» **What you will do**:
Isolate every line in the records below with "AVENUE" in it.

====== Data

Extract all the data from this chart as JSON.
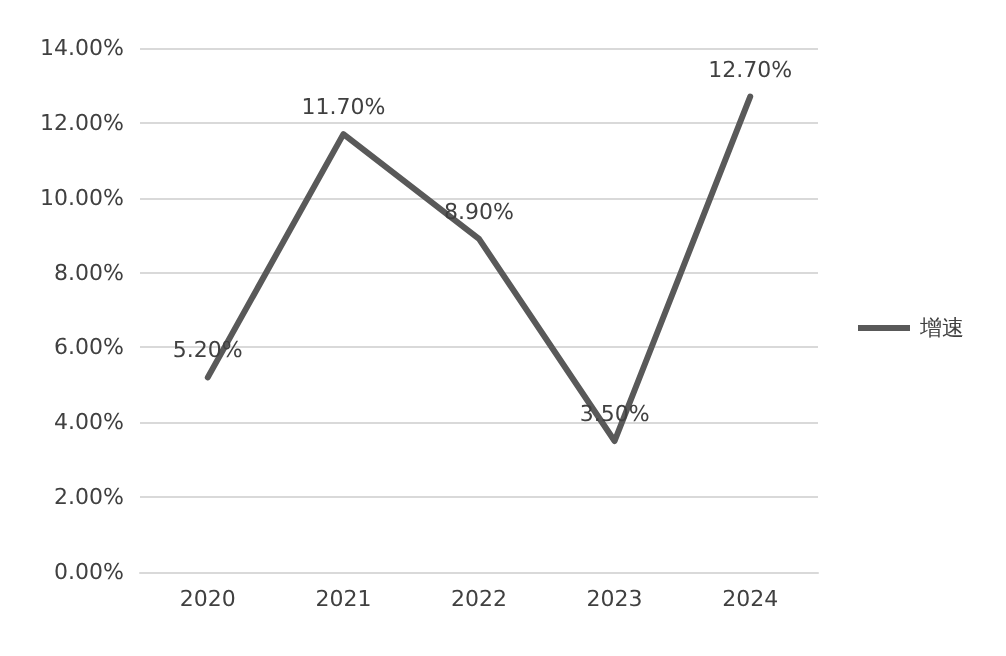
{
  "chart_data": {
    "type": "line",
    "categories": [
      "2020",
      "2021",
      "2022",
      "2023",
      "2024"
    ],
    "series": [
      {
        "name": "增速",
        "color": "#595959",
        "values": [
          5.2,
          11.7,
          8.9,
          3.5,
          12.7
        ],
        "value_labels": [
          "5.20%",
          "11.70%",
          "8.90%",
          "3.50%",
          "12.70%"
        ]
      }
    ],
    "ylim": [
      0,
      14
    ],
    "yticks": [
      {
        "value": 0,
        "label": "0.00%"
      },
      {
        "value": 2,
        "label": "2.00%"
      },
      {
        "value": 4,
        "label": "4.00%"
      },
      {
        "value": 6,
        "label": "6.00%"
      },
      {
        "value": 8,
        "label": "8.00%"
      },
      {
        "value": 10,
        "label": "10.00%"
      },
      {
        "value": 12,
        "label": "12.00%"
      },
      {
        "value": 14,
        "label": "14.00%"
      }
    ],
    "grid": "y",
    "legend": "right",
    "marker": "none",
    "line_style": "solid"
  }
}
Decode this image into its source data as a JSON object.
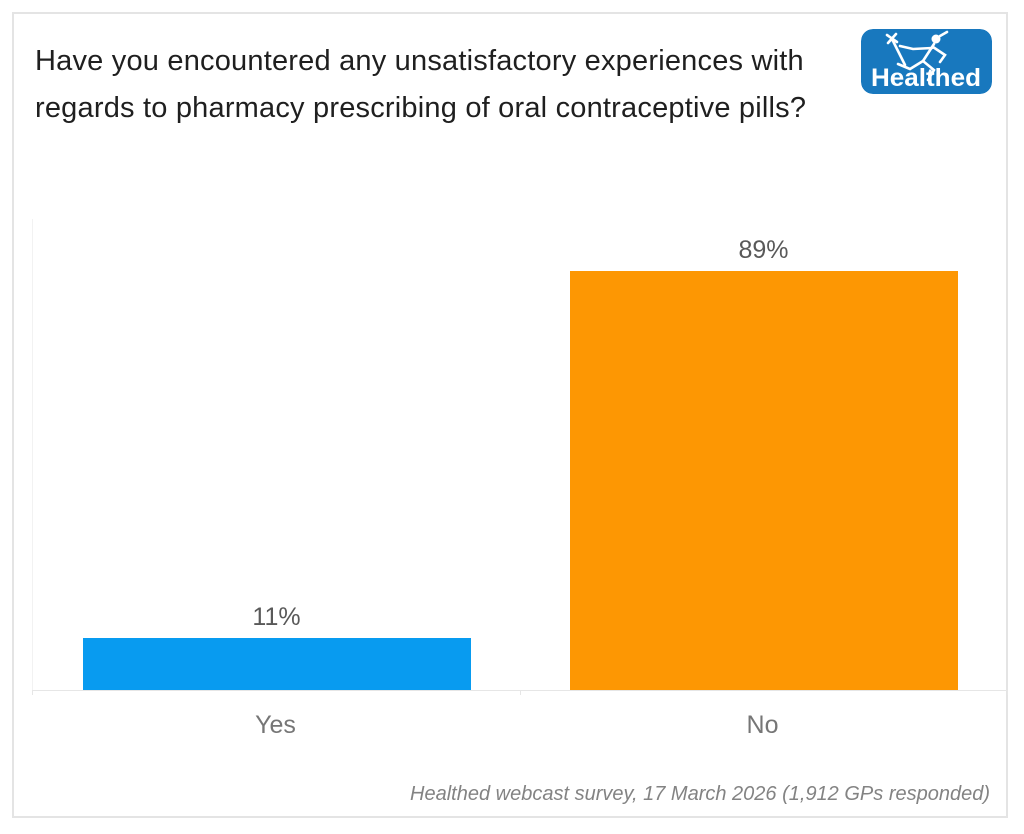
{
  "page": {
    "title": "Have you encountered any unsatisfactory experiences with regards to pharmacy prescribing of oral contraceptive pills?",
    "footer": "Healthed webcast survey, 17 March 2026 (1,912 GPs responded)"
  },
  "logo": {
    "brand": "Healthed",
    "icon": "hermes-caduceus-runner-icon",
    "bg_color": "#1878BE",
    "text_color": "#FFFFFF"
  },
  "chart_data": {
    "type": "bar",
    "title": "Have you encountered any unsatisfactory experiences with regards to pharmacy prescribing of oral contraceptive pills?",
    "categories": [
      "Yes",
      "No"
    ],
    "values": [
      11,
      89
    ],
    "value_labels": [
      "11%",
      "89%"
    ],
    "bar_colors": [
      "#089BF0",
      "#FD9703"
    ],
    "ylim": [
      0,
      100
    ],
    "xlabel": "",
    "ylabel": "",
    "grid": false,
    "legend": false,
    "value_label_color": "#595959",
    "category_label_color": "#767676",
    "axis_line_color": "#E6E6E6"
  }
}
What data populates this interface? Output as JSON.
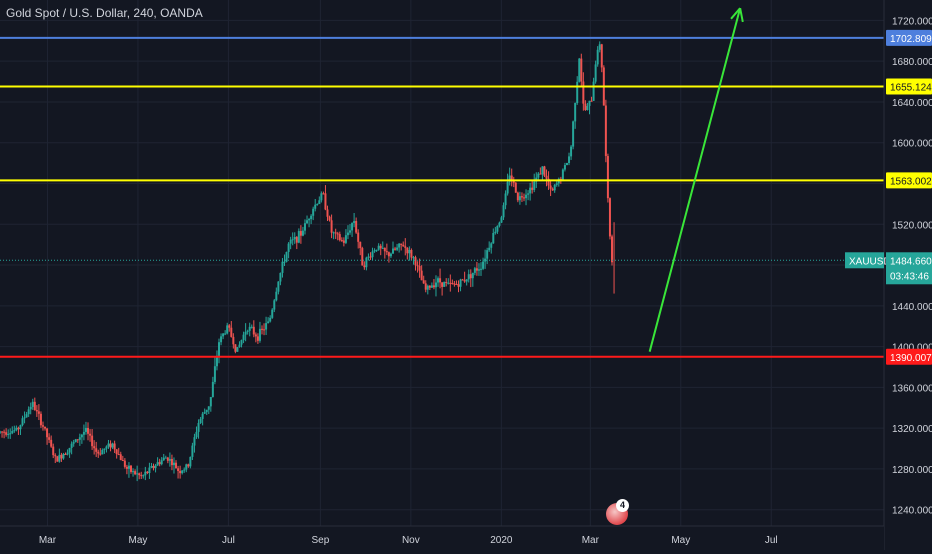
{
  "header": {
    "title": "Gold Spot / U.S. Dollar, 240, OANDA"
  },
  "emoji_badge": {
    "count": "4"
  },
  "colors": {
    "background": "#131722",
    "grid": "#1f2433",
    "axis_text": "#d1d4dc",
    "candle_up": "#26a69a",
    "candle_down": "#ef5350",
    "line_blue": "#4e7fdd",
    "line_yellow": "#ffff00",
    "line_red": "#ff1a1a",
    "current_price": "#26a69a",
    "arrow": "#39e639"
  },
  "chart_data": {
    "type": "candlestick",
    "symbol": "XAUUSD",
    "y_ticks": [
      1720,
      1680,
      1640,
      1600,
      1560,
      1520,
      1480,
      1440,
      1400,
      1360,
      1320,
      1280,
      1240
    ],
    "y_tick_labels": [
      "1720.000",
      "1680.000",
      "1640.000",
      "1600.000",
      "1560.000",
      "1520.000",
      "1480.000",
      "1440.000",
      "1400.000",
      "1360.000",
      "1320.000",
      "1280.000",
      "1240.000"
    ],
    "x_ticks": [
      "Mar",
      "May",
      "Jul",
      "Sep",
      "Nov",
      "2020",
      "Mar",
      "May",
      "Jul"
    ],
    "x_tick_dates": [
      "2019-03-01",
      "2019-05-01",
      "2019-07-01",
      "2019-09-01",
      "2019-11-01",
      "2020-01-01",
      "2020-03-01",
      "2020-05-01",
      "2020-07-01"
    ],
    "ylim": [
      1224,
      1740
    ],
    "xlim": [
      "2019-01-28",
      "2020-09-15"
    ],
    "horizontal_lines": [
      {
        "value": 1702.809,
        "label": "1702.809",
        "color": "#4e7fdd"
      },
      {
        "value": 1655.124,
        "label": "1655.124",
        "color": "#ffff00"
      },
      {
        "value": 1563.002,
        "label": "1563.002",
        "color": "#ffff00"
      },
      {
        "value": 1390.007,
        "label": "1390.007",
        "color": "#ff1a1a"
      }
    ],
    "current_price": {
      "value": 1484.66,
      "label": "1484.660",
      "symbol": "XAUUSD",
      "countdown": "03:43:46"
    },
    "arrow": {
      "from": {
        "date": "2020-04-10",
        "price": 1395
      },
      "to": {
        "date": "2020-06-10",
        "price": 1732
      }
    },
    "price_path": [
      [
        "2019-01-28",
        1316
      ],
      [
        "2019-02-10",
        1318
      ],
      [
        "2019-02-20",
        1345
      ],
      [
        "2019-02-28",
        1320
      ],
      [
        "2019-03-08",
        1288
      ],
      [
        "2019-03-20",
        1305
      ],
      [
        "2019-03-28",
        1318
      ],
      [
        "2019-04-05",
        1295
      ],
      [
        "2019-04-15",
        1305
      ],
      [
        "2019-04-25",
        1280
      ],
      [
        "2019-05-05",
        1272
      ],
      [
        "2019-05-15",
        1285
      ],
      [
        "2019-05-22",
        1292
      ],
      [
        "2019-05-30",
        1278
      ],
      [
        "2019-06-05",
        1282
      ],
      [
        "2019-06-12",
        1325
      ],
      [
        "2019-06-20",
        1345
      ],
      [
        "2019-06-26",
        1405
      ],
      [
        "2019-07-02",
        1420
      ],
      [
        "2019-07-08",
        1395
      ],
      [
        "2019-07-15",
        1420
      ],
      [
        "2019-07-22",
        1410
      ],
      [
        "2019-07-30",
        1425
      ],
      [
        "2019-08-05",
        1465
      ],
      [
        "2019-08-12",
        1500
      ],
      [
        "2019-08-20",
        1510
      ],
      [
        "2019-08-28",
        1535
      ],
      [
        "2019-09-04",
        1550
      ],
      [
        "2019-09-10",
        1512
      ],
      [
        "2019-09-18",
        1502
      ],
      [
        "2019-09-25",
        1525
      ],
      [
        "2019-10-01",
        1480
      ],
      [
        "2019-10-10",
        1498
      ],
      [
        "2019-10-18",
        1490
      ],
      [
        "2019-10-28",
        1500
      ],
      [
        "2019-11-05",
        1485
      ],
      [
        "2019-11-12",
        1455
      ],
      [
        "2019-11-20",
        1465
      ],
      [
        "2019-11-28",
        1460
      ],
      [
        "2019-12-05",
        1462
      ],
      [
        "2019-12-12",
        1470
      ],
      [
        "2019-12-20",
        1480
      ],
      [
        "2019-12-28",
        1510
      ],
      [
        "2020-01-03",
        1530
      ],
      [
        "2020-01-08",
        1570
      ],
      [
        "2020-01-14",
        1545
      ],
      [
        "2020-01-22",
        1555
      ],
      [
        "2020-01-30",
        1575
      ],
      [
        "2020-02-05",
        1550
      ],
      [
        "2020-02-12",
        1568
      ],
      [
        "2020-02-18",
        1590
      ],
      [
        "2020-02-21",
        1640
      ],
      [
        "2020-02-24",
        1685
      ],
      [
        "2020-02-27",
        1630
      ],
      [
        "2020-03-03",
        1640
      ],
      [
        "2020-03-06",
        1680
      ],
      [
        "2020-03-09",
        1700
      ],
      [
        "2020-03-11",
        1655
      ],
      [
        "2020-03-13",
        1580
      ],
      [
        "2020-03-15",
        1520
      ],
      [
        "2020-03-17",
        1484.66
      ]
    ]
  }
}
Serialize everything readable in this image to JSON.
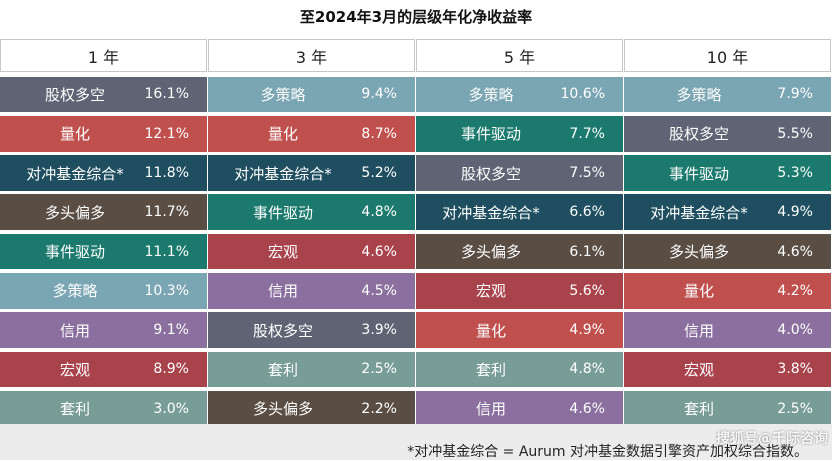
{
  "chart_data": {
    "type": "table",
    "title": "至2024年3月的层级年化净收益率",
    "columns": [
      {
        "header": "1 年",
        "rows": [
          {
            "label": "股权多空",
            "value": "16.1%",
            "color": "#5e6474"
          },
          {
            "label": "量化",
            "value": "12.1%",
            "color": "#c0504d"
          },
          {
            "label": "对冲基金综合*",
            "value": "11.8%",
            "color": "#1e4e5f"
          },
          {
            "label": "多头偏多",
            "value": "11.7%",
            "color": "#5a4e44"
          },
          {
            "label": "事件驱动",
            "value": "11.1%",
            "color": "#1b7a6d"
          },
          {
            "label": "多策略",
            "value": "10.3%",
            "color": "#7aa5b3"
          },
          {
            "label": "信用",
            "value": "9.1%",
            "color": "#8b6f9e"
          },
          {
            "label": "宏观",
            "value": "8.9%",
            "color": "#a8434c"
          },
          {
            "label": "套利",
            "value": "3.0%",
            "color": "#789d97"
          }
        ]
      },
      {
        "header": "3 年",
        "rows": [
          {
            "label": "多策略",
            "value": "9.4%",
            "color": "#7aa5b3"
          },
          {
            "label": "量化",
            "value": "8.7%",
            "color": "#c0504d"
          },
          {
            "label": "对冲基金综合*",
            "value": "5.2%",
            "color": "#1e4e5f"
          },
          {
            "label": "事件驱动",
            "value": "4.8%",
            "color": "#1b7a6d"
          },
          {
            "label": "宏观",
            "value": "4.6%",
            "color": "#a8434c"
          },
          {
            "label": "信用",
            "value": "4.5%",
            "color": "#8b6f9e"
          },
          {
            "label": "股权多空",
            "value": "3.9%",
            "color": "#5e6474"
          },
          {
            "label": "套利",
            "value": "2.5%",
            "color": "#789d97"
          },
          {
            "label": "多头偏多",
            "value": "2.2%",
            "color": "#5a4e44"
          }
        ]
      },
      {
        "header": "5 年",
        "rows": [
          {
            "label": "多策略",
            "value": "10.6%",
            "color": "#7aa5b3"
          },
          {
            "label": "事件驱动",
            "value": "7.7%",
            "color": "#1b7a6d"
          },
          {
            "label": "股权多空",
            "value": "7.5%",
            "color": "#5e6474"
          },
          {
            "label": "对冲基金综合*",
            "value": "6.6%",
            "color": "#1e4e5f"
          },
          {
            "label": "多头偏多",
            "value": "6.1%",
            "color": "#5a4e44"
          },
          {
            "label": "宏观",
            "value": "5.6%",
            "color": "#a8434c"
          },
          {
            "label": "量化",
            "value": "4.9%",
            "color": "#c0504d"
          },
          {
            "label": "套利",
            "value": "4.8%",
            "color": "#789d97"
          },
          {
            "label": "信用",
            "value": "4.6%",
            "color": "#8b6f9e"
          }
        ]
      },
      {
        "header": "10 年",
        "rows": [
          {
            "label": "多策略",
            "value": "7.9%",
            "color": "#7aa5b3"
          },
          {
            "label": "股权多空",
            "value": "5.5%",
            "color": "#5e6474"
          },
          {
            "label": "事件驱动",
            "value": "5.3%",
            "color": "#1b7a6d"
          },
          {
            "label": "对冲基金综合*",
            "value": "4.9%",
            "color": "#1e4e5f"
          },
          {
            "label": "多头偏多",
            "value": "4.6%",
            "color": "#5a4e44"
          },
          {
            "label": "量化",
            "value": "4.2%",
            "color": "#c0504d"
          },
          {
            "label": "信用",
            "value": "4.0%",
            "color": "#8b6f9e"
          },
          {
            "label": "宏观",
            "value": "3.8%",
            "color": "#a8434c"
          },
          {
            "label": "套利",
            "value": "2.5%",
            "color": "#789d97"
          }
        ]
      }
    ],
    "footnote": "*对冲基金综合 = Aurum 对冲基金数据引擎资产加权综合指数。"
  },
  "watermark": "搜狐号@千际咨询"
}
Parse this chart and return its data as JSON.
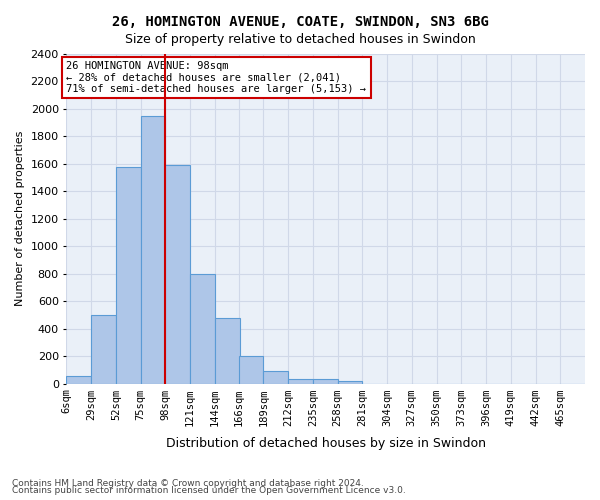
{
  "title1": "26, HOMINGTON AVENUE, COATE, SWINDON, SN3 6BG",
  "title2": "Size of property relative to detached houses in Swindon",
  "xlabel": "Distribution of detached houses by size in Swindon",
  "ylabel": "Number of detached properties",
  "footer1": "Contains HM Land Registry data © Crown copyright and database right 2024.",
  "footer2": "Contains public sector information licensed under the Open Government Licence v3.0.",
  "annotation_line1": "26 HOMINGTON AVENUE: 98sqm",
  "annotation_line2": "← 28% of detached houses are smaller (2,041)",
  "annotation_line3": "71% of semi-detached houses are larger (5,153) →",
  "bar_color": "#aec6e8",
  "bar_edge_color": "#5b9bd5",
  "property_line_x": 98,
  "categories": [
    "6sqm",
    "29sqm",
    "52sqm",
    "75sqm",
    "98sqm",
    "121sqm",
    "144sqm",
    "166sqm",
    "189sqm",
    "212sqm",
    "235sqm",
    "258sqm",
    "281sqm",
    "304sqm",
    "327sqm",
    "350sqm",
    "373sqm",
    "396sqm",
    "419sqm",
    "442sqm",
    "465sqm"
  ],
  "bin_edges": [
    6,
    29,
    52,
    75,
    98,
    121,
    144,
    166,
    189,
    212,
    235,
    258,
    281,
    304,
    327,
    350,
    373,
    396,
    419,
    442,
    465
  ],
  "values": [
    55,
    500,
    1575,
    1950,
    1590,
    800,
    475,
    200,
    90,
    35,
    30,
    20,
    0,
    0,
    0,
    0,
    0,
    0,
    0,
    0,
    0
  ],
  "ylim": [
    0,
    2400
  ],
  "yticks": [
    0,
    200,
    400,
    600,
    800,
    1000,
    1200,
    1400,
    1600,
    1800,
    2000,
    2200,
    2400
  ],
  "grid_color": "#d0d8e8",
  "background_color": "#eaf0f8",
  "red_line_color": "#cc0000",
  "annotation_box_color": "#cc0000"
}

============

» **Answer for this exercise**:
  "title1": "26, HOMINGTON AVENUE, COATE, SWINDON, SN3 6BG",
  "annotation_line1": "26 HOMINGTON AVENUE: 98sqm",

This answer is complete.